What to produce: In the listing below, replace every "Std. dev." with "Standard deviation" and keep everything else unchanged. Omit the pictures from your answer.

[Listing of where elements appear]
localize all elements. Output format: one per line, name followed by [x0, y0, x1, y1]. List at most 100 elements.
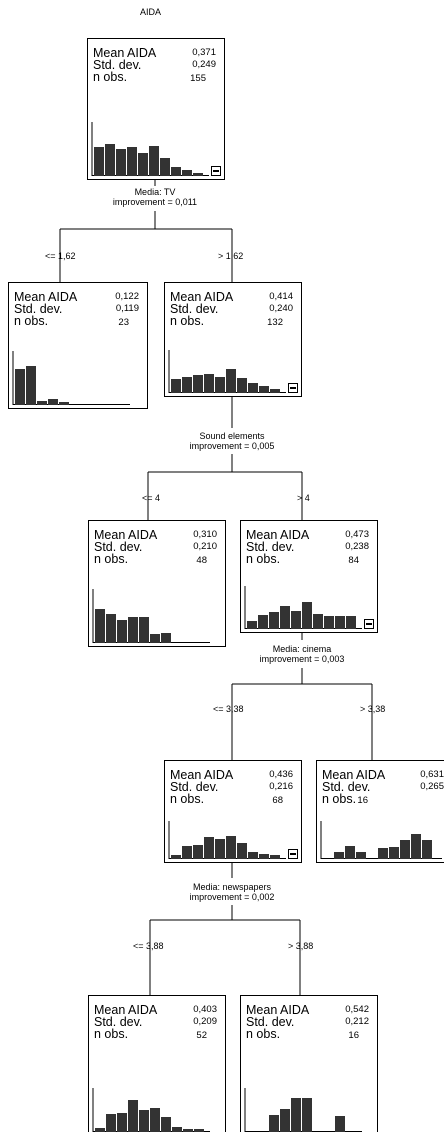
n-obs-value: 23 — [118, 317, 129, 328]
n-obs-label: n obs. — [322, 792, 357, 806]
histogram-bar — [356, 852, 366, 859]
histogram-bar — [313, 614, 323, 629]
mean-value: 0,542 — [345, 1004, 369, 1015]
split-variable: Sound elements — [199, 431, 265, 441]
histogram-bar — [117, 620, 127, 643]
n-obs-label: n obs. — [246, 552, 281, 566]
std-dev-label: Std. dev. — [14, 302, 63, 316]
histogram-bar — [161, 633, 171, 643]
mean-label: Mean AIDA — [170, 768, 234, 782]
n-obs-value: 16 — [348, 1030, 359, 1041]
histogram-bar — [259, 386, 269, 393]
n-obs-label: n obs. — [14, 314, 49, 328]
histogram-bar — [150, 634, 160, 643]
histogram-bar — [95, 609, 105, 643]
histogram-bar — [171, 167, 181, 176]
split-improvement: improvement = 0,002 — [189, 892, 275, 902]
histogram-bar — [345, 846, 355, 859]
mean-value: 0,436 — [269, 769, 293, 780]
std-dev-value: 0,209 — [193, 1016, 217, 1027]
split-label-news: Media: newspapers improvement = 0,002 — [152, 882, 312, 902]
histogram-bar — [48, 399, 58, 405]
histogram — [91, 122, 209, 176]
histogram-bar — [26, 366, 36, 405]
tree-node-cinema-low[interactable]: Mean AIDA 0,436 Std. dev. 0,216 n obs. 68 — [164, 760, 302, 863]
tree-node-tv-low[interactable]: Mean AIDA 0,122 Std. dev. 0,119 n obs. 23 — [8, 282, 148, 409]
histogram-bar — [291, 611, 301, 629]
histogram-bar — [248, 383, 258, 393]
mean-label: Mean AIDA — [94, 528, 158, 542]
std-dev-value: 0,238 — [345, 541, 369, 552]
tree-node-tv-high[interactable]: Mean AIDA 0,414 Std. dev. 0,240 n obs. 132 — [164, 282, 302, 397]
histogram-bar — [335, 616, 345, 629]
mean-value: 0,310 — [193, 529, 217, 540]
histogram — [168, 350, 286, 393]
histogram — [168, 821, 286, 859]
histogram-bar — [259, 854, 269, 859]
histogram-bar — [59, 402, 69, 405]
tree-node-news-low[interactable]: Mean AIDA 0,403 Std. dev. 0,209 n obs. 52 — [88, 995, 226, 1132]
std-dev-label: Std. dev. — [246, 540, 295, 554]
n-obs-value: 48 — [196, 555, 207, 566]
branch-label-news-right: > 3,88 — [288, 941, 314, 951]
histogram — [244, 586, 362, 629]
collapse-button[interactable] — [288, 849, 298, 859]
histogram — [320, 821, 442, 859]
histogram — [12, 351, 130, 405]
std-dev-label: Std. dev. — [93, 58, 142, 72]
histogram-bar — [193, 375, 203, 393]
histogram-bar — [171, 855, 181, 859]
mean-value: 0,473 — [345, 529, 369, 540]
tree-node-sound-high[interactable]: Mean AIDA 0,473 Std. dev. 0,238 n obs. 84 — [240, 520, 378, 633]
histogram-bar — [193, 173, 203, 176]
histogram-bar — [204, 374, 214, 393]
tree-node-root[interactable]: Mean AIDA 0,371 Std. dev. 0,249 n obs. 155 — [87, 38, 225, 180]
branch-label-tv-right: > 1,62 — [218, 251, 244, 261]
histogram-bar — [422, 840, 432, 859]
histogram-bar — [128, 617, 138, 643]
histogram-bar — [400, 840, 410, 859]
mean-label: Mean AIDA — [246, 1003, 310, 1017]
histogram-bar — [182, 170, 192, 176]
collapse-button[interactable] — [288, 383, 298, 393]
histogram-bar — [117, 1113, 127, 1132]
branch-label-sound-right: > 4 — [297, 493, 310, 503]
n-obs-label: n obs. — [94, 552, 129, 566]
std-dev-label: Std. dev. — [94, 540, 143, 554]
histogram-bar — [269, 1115, 279, 1132]
mean-label: Mean AIDA — [246, 528, 310, 542]
branch-label-news-left: <= 3,88 — [133, 941, 164, 951]
histogram-bar — [94, 147, 104, 176]
histogram-bar — [171, 379, 181, 393]
histogram-bar — [128, 1100, 138, 1132]
collapse-button[interactable] — [364, 619, 374, 629]
histogram-bar — [215, 377, 225, 393]
n-obs-value: 68 — [272, 795, 283, 806]
branch-label-cinema-left: <= 3,38 — [213, 704, 244, 714]
n-obs-value: 155 — [190, 73, 206, 84]
split-variable: Media: TV — [134, 187, 176, 197]
tree-node-sound-low[interactable]: Mean AIDA 0,310 Std. dev. 0,210 n obs. 48 — [88, 520, 226, 647]
histogram-bar — [182, 377, 192, 393]
collapse-button[interactable] — [211, 166, 221, 176]
histogram-bar — [194, 1129, 204, 1132]
histogram-bar — [248, 852, 258, 859]
mean-label: Mean AIDA — [322, 768, 386, 782]
histogram-bar — [138, 153, 148, 176]
histogram-bar — [127, 147, 137, 176]
histogram-bar — [334, 852, 344, 859]
std-dev-label: Std. dev. — [246, 1015, 295, 1029]
histogram-bar — [335, 1116, 345, 1132]
histogram-bar — [106, 1114, 116, 1132]
n-obs-value: 52 — [196, 1030, 207, 1041]
histogram-bar — [302, 602, 312, 629]
histogram-bar — [280, 1109, 290, 1132]
tree-node-cinema-high[interactable]: Mean AIDA 0,631 Std. dev. 0,265 n obs. 16 — [316, 760, 444, 863]
histogram-bar — [139, 617, 149, 643]
n-obs-value: 84 — [348, 555, 359, 566]
tree-node-news-high[interactable]: Mean AIDA 0,542 Std. dev. 0,212 n obs. 16 — [240, 995, 378, 1132]
histogram-bar — [378, 848, 388, 859]
std-dev-value: 0,240 — [269, 303, 293, 314]
histogram-bar — [183, 1129, 193, 1132]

Expected answer:
localize all elements. Output format: one per line, name followed by [x0, y0, x1, y1]. List at most 100 elements.
n-obs-value: 23 — [118, 317, 129, 328]
n-obs-label: n obs. — [322, 792, 357, 806]
histogram-bar — [356, 852, 366, 859]
histogram-bar — [313, 614, 323, 629]
mean-value: 0,542 — [345, 1004, 369, 1015]
split-variable: Sound elements — [199, 431, 265, 441]
histogram-bar — [117, 620, 127, 643]
n-obs-label: n obs. — [246, 552, 281, 566]
std-dev-label: Standard deviation — [14, 302, 63, 316]
histogram-bar — [161, 633, 171, 643]
mean-label: Mean AIDA — [170, 768, 234, 782]
n-obs-value: 16 — [348, 1030, 359, 1041]
histogram-bar — [259, 386, 269, 393]
n-obs-label: n obs. — [14, 314, 49, 328]
histogram-bar — [150, 634, 160, 643]
histogram-bar — [95, 609, 105, 643]
histogram-bar — [171, 167, 181, 176]
split-improvement: improvement = 0,002 — [189, 892, 275, 902]
histogram-bar — [345, 846, 355, 859]
mean-value: 0,436 — [269, 769, 293, 780]
std-dev-value: 0,209 — [193, 1016, 217, 1027]
split-label-news: Media: newspapers improvement = 0,002 — [152, 882, 312, 902]
histogram-bar — [48, 399, 58, 405]
histogram — [91, 122, 209, 176]
histogram-bar — [26, 366, 36, 405]
tree-node-cinema-low[interactable]: Mean AIDA 0,436 Standard deviation 0,216 n obs. 68 — [164, 760, 302, 863]
tree-node-tv-low[interactable]: Mean AIDA 0,122 Standard deviation 0,119 n obs. 23 — [8, 282, 148, 409]
histogram-bar — [291, 611, 301, 629]
histogram-bar — [248, 383, 258, 393]
mean-label: Mean AIDA — [94, 528, 158, 542]
std-dev-value: 0,238 — [345, 541, 369, 552]
tree-node-tv-high[interactable]: Mean AIDA 0,414 Standard deviation 0,240 n obs. 132 — [164, 282, 302, 397]
histogram-bar — [335, 616, 345, 629]
mean-value: 0,310 — [193, 529, 217, 540]
histogram — [168, 350, 286, 393]
histogram — [168, 821, 286, 859]
histogram-bar — [259, 854, 269, 859]
histogram-bar — [59, 402, 69, 405]
tree-node-news-low[interactable]: Mean AIDA 0,403 Standard deviation 0,209 n obs. 52 — [88, 995, 226, 1132]
std-dev-label: Standard deviation — [246, 540, 295, 554]
n-obs-value: 48 — [196, 555, 207, 566]
branch-label-news-right: > 3,88 — [288, 941, 314, 951]
histogram — [244, 586, 362, 629]
collapse-button[interactable] — [288, 849, 298, 859]
histogram — [320, 821, 442, 859]
histogram — [12, 351, 130, 405]
std-dev-label: Standard deviation — [93, 58, 142, 72]
histogram-bar — [193, 375, 203, 393]
histogram-bar — [171, 855, 181, 859]
mean-value: 0,473 — [345, 529, 369, 540]
tree-node-sound-high[interactable]: Mean AIDA 0,473 Standard deviation 0,238 n obs. 84 — [240, 520, 378, 633]
histogram-bar — [193, 173, 203, 176]
histogram-bar — [204, 374, 214, 393]
tree-node-root[interactable]: Mean AIDA 0,371 Standard deviation 0,249 n obs. 155 — [87, 38, 225, 180]
branch-label-tv-right: > 1,62 — [218, 251, 244, 261]
histogram-bar — [422, 840, 432, 859]
histogram-bar — [128, 617, 138, 643]
histogram-bar — [400, 840, 410, 859]
mean-label: Mean AIDA — [246, 1003, 310, 1017]
histogram-bar — [182, 170, 192, 176]
collapse-button[interactable] — [288, 383, 298, 393]
histogram-bar — [117, 1113, 127, 1132]
branch-label-sound-right: > 4 — [297, 493, 310, 503]
n-obs-label: n obs. — [94, 552, 129, 566]
std-dev-label: Standard deviation — [94, 540, 143, 554]
histogram-bar — [269, 1115, 279, 1132]
mean-label: Mean AIDA — [246, 528, 310, 542]
branch-label-news-left: <= 3,88 — [133, 941, 164, 951]
histogram-bar — [94, 147, 104, 176]
histogram-bar — [171, 379, 181, 393]
histogram-bar — [128, 1100, 138, 1132]
collapse-button[interactable] — [364, 619, 374, 629]
histogram-bar — [215, 377, 225, 393]
n-obs-value: 68 — [272, 795, 283, 806]
branch-label-cinema-left: <= 3,38 — [213, 704, 244, 714]
n-obs-value: 155 — [190, 73, 206, 84]
split-variable: Media: TV — [134, 187, 176, 197]
tree-node-sound-low[interactable]: Mean AIDA 0,310 Standard deviation 0,210 n obs. 48 — [88, 520, 226, 647]
histogram-bar — [182, 377, 192, 393]
collapse-button[interactable] — [211, 166, 221, 176]
histogram-bar — [194, 1129, 204, 1132]
histogram-bar — [248, 852, 258, 859]
mean-label: Mean AIDA — [322, 768, 386, 782]
histogram-bar — [138, 153, 148, 176]
histogram-bar — [127, 147, 137, 176]
histogram-bar — [334, 852, 344, 859]
std-dev-label: Standard deviation — [246, 1015, 295, 1029]
histogram-bar — [335, 1116, 345, 1132]
histogram-bar — [106, 1114, 116, 1132]
n-obs-value: 52 — [196, 1030, 207, 1041]
histogram-bar — [302, 602, 312, 629]
histogram-bar — [280, 1109, 290, 1132]
tree-node-cinema-high[interactable]: Mean AIDA 0,631 Standard deviation 0,265 n obs. 16 — [316, 760, 444, 863]
histogram-bar — [139, 617, 149, 643]
n-obs-value: 84 — [348, 555, 359, 566]
tree-node-news-high[interactable]: Mean AIDA 0,542 Standard deviation 0,212 n obs. 16 — [240, 995, 378, 1132]
histogram-bar — [378, 848, 388, 859]
std-dev-value: 0,240 — [269, 303, 293, 314]
histogram-bar — [183, 1129, 193, 1132]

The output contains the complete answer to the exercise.